— start of Data shown —

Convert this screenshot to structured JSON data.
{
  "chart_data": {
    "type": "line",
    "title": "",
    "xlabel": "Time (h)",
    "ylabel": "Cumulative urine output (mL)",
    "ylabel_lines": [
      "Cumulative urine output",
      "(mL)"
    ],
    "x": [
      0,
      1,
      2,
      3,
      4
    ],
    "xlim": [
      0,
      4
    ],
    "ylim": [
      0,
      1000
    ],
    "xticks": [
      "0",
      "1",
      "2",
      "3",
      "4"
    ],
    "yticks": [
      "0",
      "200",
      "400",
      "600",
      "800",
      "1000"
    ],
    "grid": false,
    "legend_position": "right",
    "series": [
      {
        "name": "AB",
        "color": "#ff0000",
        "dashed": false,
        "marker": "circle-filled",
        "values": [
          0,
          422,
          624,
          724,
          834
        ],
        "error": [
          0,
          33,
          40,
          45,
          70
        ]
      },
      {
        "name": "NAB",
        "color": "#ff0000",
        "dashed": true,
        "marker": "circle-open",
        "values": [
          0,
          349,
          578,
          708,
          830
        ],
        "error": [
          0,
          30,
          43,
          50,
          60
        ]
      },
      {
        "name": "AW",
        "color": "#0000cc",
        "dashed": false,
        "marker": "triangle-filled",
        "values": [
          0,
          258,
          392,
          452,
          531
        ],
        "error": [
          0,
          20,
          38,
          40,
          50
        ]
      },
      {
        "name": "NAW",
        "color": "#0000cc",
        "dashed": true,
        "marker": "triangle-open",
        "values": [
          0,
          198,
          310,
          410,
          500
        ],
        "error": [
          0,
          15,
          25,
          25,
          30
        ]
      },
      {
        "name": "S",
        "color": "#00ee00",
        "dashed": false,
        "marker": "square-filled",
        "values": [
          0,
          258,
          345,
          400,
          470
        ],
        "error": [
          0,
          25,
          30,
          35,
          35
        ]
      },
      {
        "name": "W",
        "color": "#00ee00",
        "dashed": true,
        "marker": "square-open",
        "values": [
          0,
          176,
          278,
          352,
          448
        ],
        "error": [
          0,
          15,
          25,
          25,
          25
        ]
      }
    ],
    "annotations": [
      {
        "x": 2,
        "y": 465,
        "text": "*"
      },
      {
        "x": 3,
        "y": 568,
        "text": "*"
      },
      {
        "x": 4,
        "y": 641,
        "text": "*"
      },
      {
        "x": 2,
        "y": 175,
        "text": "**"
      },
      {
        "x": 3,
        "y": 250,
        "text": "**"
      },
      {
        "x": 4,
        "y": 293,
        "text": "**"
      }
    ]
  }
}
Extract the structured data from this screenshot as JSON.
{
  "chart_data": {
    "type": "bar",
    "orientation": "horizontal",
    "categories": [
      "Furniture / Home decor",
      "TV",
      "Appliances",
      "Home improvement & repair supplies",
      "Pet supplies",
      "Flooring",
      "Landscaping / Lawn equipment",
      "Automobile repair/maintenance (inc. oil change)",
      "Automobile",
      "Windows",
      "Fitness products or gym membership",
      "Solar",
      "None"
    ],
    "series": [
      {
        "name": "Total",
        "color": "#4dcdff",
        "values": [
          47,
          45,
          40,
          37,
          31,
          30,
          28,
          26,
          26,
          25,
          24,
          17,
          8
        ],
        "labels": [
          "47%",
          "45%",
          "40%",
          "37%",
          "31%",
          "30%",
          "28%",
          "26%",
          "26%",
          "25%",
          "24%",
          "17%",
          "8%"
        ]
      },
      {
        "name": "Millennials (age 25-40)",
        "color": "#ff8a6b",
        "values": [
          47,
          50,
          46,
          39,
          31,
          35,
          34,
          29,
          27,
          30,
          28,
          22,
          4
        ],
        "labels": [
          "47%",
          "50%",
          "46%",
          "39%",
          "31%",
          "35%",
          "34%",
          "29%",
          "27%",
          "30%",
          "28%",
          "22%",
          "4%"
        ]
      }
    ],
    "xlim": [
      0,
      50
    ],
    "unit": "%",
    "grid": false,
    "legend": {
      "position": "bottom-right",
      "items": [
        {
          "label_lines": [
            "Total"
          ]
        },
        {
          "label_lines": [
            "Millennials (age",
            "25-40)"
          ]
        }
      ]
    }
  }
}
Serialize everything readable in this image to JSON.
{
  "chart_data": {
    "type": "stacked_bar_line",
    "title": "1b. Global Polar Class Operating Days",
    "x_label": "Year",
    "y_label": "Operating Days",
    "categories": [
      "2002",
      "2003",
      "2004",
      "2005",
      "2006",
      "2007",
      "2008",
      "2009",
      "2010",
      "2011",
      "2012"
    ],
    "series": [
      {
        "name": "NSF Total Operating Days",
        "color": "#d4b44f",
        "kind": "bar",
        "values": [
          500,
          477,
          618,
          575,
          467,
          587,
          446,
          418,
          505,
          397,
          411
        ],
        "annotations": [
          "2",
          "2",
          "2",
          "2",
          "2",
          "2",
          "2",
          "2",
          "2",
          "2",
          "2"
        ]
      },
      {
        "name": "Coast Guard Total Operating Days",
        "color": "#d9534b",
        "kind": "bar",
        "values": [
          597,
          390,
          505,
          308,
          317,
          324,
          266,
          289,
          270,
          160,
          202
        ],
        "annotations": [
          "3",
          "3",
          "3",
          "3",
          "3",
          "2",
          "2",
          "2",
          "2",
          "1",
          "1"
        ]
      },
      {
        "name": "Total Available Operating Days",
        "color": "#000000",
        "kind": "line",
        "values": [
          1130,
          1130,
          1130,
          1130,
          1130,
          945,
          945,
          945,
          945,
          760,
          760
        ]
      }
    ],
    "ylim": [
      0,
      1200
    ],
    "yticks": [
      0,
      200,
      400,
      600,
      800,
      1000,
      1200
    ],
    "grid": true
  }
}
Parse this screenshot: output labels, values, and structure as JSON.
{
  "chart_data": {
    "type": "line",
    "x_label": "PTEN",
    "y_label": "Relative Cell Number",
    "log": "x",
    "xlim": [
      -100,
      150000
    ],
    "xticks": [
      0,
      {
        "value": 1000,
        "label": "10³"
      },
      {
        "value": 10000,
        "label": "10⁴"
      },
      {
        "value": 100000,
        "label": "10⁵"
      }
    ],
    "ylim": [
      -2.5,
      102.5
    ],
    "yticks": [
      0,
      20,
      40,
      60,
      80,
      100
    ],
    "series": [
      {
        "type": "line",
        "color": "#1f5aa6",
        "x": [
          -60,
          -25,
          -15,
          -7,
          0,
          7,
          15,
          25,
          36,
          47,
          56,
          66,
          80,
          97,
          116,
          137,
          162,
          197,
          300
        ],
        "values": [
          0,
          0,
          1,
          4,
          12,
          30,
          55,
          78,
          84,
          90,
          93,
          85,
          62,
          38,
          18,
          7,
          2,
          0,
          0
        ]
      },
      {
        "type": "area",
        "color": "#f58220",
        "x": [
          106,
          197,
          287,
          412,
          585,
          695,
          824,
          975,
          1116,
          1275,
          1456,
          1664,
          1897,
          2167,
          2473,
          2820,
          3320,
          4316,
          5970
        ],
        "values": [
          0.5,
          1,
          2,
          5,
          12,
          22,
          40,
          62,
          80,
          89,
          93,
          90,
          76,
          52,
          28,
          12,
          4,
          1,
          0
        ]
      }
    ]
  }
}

— end of Data shown —
— start of Data shown —

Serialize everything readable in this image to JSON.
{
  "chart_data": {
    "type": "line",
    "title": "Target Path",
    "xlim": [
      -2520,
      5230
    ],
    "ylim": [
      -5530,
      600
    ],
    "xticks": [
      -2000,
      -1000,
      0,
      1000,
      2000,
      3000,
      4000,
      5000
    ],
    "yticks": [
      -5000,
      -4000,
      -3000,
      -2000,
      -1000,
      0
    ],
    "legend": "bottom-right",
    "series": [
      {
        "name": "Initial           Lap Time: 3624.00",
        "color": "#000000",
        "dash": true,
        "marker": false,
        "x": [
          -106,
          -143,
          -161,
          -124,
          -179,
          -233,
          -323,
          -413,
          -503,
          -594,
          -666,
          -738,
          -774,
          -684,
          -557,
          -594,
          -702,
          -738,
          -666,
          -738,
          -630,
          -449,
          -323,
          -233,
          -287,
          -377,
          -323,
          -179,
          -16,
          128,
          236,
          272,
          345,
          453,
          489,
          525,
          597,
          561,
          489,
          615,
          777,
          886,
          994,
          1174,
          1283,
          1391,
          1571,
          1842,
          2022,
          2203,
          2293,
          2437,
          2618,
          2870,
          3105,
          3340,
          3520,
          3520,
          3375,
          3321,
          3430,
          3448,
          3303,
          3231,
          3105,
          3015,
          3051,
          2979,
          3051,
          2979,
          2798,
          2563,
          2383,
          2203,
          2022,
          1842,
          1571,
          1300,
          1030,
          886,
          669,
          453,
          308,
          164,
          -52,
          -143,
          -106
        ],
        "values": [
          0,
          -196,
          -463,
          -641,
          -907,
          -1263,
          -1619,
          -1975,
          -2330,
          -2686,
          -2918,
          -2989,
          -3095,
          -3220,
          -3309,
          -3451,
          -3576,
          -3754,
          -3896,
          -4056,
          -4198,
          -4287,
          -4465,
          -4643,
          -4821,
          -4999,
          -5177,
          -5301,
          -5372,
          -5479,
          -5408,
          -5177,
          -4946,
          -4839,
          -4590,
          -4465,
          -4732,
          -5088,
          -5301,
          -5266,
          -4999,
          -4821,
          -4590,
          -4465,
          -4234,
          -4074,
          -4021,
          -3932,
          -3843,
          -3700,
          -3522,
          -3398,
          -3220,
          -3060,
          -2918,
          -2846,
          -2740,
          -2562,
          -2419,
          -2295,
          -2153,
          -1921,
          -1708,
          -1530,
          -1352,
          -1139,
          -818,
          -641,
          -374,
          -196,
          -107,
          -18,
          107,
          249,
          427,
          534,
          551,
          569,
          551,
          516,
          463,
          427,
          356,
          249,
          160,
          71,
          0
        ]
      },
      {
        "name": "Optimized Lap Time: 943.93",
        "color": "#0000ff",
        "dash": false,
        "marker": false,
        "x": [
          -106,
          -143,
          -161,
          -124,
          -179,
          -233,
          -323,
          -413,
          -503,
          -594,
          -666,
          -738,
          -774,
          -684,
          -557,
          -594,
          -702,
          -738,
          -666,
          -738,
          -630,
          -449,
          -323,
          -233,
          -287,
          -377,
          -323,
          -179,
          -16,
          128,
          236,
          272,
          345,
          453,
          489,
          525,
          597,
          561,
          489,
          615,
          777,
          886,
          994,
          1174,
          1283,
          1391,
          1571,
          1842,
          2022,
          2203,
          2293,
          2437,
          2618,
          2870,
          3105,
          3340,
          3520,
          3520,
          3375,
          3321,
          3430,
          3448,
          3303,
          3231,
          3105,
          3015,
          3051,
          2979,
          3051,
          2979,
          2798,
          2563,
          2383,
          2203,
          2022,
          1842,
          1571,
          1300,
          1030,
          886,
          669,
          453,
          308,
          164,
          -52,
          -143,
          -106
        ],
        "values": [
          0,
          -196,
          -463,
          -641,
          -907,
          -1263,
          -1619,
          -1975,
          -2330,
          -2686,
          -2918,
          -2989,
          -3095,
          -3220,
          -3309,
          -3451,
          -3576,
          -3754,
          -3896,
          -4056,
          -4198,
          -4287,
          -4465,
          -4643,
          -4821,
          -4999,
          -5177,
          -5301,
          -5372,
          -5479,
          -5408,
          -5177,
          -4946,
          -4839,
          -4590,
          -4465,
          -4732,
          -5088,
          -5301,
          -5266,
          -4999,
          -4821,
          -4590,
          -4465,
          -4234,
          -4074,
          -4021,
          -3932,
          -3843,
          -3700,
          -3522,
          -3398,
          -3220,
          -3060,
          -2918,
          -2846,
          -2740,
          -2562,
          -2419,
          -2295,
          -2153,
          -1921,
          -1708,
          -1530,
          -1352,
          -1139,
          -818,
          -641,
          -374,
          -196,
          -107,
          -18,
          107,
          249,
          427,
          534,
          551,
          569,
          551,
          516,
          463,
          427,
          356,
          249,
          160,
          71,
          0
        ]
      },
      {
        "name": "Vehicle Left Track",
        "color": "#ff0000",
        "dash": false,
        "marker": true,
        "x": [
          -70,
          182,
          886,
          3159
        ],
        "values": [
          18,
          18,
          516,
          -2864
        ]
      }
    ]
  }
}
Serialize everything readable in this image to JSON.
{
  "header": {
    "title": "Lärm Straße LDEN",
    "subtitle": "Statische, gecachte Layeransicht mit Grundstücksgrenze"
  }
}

— end of Data shown —
— start of Data shown —

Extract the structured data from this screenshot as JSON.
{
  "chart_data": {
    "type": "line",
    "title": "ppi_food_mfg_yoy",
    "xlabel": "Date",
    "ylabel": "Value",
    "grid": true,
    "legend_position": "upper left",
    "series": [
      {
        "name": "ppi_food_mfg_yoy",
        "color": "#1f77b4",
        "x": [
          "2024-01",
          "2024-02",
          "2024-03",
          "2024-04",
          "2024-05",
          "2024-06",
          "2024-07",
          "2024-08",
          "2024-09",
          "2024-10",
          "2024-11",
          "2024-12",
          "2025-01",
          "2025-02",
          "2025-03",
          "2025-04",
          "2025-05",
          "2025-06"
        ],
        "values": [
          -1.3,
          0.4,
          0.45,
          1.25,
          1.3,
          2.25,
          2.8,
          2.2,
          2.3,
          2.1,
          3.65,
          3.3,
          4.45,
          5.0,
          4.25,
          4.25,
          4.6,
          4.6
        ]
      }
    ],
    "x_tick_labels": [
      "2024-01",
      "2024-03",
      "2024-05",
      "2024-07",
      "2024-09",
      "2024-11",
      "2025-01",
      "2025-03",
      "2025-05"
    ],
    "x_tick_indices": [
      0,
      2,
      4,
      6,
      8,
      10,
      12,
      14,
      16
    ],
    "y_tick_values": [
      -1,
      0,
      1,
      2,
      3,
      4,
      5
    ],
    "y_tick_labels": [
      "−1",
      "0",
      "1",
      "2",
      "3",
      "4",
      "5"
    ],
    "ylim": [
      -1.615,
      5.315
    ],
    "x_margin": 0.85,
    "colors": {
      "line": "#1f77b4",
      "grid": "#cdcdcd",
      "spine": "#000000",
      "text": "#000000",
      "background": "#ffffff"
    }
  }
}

— end of Data shown —

Exercise →
Where a line holds "Time", copy it out.

Answer to the problem →
    "xlabel": "Time (h)",
        "name": "Initial           Lap Time: 3624.00",
        "name": "Optimized Lap Time: 943.93",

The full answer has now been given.